** Begin **

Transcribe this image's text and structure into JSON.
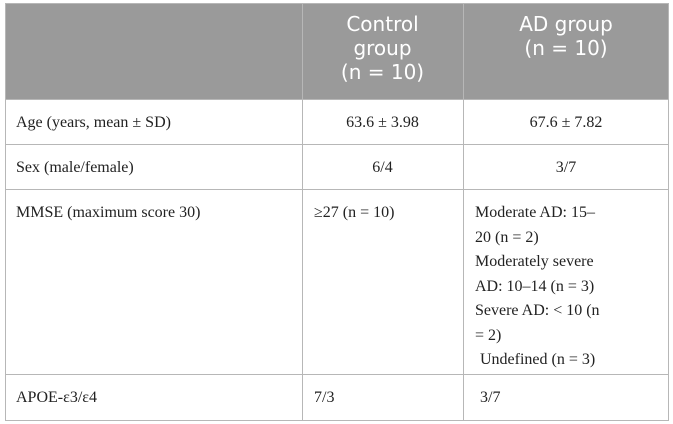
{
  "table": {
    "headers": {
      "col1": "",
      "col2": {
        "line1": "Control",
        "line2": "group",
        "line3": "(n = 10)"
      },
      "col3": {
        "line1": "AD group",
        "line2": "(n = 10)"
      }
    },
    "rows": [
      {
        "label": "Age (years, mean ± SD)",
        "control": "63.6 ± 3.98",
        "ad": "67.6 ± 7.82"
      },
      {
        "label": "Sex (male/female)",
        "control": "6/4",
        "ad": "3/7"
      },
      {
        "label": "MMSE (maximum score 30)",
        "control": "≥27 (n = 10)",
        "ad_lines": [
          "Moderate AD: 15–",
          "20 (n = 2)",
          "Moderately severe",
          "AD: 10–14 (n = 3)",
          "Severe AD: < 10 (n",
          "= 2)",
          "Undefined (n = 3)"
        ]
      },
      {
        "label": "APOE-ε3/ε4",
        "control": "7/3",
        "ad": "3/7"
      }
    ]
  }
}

** End **
** Begin **

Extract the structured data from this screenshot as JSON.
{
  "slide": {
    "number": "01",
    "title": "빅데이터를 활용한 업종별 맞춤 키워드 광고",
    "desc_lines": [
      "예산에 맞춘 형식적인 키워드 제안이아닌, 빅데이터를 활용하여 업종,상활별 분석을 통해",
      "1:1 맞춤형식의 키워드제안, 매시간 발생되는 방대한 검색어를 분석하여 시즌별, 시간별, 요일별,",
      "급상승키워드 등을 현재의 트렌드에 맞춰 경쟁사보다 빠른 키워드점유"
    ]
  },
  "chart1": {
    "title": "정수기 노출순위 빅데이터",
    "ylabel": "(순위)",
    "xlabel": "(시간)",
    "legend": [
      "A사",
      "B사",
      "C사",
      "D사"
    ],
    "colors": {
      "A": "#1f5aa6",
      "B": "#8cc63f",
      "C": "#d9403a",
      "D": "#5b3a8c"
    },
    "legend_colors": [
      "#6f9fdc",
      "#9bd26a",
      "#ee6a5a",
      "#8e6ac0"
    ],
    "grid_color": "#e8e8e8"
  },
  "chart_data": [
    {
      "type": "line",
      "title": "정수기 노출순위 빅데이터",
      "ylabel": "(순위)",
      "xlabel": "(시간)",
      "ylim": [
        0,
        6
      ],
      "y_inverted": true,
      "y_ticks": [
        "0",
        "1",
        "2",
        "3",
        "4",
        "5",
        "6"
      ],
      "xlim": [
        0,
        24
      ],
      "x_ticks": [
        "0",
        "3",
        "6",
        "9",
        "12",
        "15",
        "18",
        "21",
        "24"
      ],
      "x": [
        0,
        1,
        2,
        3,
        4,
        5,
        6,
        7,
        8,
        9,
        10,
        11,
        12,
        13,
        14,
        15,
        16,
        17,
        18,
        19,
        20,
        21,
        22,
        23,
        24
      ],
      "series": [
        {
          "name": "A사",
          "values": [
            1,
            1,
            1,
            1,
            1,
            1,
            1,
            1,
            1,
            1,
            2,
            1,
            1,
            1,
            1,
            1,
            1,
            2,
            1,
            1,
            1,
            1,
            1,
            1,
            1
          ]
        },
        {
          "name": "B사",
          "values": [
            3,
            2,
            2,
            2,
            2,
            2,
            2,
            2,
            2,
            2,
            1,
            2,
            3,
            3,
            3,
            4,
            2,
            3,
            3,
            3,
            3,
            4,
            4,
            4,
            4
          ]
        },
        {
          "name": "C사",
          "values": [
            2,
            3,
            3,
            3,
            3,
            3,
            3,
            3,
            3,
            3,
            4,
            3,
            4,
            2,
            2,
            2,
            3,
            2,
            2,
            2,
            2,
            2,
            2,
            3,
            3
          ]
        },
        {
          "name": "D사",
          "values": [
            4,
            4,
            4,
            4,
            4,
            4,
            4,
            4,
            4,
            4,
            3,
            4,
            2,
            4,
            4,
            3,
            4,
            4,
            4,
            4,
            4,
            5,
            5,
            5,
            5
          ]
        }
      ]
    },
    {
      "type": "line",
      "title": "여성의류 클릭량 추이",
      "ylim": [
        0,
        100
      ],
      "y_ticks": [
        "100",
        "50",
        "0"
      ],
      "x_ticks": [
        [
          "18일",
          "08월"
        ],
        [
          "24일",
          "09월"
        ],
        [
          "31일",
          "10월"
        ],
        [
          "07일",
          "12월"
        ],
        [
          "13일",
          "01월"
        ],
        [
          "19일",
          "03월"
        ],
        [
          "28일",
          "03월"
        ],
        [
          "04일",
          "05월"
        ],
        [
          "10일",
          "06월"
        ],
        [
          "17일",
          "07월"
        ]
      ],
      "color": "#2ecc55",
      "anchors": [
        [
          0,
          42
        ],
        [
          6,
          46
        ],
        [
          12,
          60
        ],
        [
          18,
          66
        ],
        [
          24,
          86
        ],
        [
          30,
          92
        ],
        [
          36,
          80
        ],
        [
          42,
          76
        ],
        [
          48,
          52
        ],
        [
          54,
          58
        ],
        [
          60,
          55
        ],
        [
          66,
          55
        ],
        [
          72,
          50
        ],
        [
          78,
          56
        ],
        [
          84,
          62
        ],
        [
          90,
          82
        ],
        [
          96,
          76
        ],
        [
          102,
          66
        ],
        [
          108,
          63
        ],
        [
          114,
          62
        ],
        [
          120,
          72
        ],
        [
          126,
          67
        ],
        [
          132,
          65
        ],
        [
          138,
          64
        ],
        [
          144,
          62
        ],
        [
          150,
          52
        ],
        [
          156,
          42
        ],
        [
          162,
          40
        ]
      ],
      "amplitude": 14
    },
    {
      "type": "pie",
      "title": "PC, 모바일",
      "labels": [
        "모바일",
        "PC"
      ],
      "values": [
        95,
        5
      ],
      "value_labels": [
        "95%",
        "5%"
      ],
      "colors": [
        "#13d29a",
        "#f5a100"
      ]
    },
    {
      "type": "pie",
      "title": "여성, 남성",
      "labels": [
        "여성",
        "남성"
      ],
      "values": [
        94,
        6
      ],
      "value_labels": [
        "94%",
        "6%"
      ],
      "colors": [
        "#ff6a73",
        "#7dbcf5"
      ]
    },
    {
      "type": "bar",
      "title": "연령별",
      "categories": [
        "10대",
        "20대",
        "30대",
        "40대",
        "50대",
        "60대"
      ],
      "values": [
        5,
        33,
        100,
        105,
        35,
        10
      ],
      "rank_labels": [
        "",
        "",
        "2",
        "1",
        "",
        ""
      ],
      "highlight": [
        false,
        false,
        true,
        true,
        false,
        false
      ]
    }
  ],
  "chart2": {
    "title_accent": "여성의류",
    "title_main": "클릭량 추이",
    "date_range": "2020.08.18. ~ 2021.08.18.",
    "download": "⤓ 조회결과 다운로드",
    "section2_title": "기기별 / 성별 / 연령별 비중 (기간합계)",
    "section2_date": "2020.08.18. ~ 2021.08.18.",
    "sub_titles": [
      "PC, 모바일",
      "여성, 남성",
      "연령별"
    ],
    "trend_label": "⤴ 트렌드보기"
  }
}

** End **
** Begin **

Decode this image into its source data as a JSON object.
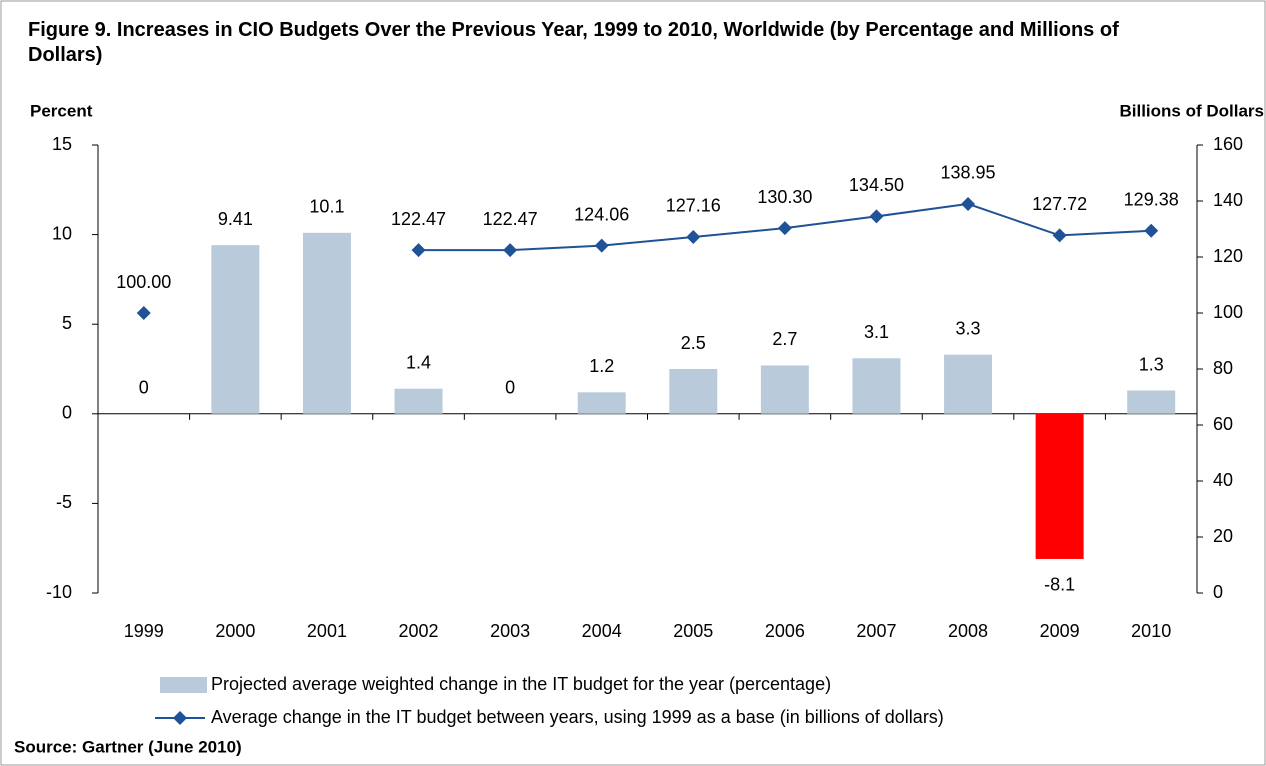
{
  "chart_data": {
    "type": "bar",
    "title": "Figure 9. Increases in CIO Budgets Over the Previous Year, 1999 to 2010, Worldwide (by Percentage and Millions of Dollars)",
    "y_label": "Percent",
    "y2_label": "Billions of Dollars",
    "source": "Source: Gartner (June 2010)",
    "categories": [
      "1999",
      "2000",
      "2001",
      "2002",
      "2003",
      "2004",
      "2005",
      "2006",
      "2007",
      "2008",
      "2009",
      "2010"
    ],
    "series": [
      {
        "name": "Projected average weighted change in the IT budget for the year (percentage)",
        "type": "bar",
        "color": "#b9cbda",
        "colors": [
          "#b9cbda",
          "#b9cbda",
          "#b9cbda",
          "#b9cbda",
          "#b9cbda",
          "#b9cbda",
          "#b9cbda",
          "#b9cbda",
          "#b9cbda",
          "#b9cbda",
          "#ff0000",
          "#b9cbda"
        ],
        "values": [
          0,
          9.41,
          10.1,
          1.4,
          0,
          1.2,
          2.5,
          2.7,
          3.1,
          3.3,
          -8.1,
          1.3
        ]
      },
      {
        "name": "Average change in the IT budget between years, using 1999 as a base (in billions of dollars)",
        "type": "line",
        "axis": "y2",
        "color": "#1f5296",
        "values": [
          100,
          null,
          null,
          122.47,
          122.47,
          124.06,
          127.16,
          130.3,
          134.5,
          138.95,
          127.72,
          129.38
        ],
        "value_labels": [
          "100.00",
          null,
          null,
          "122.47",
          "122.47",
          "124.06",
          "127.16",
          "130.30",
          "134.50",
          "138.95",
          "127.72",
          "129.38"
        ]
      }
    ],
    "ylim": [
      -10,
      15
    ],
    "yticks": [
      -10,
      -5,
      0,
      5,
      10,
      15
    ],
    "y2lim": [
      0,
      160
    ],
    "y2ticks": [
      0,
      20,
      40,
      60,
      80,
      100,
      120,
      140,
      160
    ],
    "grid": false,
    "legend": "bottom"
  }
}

** End **

■ **EXERCISE**
Show each line of the data that contains the string "type".

■ **FULL OUTPUT**
      "type": "line",
      "type": "line",
      "type": "pie",
      "type": "pie",
      "type": "bar",
    "type": "bar",
        "type": "bar",
        "type": "line",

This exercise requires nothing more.